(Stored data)
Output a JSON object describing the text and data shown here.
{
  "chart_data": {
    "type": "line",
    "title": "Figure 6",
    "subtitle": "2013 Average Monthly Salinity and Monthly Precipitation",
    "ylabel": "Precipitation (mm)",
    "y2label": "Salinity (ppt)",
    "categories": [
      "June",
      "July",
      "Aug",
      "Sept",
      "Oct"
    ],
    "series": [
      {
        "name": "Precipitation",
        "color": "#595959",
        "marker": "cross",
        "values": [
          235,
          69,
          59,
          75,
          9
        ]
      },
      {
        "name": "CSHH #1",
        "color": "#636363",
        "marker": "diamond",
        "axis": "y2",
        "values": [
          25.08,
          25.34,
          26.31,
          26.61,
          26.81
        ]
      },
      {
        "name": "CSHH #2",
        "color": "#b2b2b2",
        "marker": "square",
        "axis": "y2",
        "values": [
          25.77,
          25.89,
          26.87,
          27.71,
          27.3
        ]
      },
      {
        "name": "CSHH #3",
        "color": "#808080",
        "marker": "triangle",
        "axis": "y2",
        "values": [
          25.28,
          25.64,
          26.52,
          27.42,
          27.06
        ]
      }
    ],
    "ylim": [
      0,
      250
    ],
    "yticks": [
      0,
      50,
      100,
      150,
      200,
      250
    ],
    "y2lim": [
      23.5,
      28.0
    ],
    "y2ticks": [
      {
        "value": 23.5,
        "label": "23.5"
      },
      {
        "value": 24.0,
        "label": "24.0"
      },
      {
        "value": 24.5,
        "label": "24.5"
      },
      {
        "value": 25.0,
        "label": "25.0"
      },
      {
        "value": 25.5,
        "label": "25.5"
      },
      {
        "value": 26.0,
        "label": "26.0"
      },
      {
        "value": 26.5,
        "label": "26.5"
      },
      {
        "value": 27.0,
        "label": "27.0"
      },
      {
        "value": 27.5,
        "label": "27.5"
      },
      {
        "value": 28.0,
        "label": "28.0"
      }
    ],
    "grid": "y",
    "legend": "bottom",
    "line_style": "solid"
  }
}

◆ Objective
Extract the entries above verbatim.

◆ Task answer
Output a JSON object describing the text and data shown here.
{
  "chart_data": {
    "type": "line",
    "title": "Figure 6",
    "subtitle": "2013 Average Monthly Salinity and Monthly Precipitation",
    "ylabel": "Precipitation (mm)",
    "y2label": "Salinity (ppt)",
    "categories": [
      "June",
      "July",
      "Aug",
      "Sept",
      "Oct"
    ],
    "series": [
      {
        "name": "Precipitation",
        "color": "#595959",
        "marker": "cross",
        "values": [
          235,
          69,
          59,
          75,
          9
        ]
      },
      {
        "name": "CSHH #1",
        "color": "#636363",
        "marker": "diamond",
        "axis": "y2",
        "values": [
          25.08,
          25.34,
          26.31,
          26.61,
          26.81
        ]
      },
      {
        "name": "CSHH #2",
        "color": "#b2b2b2",
        "marker": "square",
        "axis": "y2",
        "values": [
          25.77,
          25.89,
          26.87,
          27.71,
          27.3
        ]
      },
      {
        "name": "CSHH #3",
        "color": "#808080",
        "marker": "triangle",
        "axis": "y2",
        "values": [
          25.28,
          25.64,
          26.52,
          27.42,
          27.06
        ]
      }
    ],
    "ylim": [
      0,
      250
    ],
    "yticks": [
      0,
      50,
      100,
      150,
      200,
      250
    ],
    "y2lim": [
      23.5,
      28.0
    ],
    "y2ticks": [
      {
        "value": 23.5,
        "label": "23.5"
      },
      {
        "value": 24.0,
        "label": "24.0"
      },
      {
        "value": 24.5,
        "label": "24.5"
      },
      {
        "value": 25.0,
        "label": "25.0"
      },
      {
        "value": 25.5,
        "label": "25.5"
      },
      {
        "value": 26.0,
        "label": "26.0"
      },
      {
        "value": 26.5,
        "label": "26.5"
      },
      {
        "value": 27.0,
        "label": "27.0"
      },
      {
        "value": 27.5,
        "label": "27.5"
      },
      {
        "value": 28.0,
        "label": "28.0"
      }
    ],
    "grid": "y",
    "legend": "bottom",
    "line_style": "solid"
  }
}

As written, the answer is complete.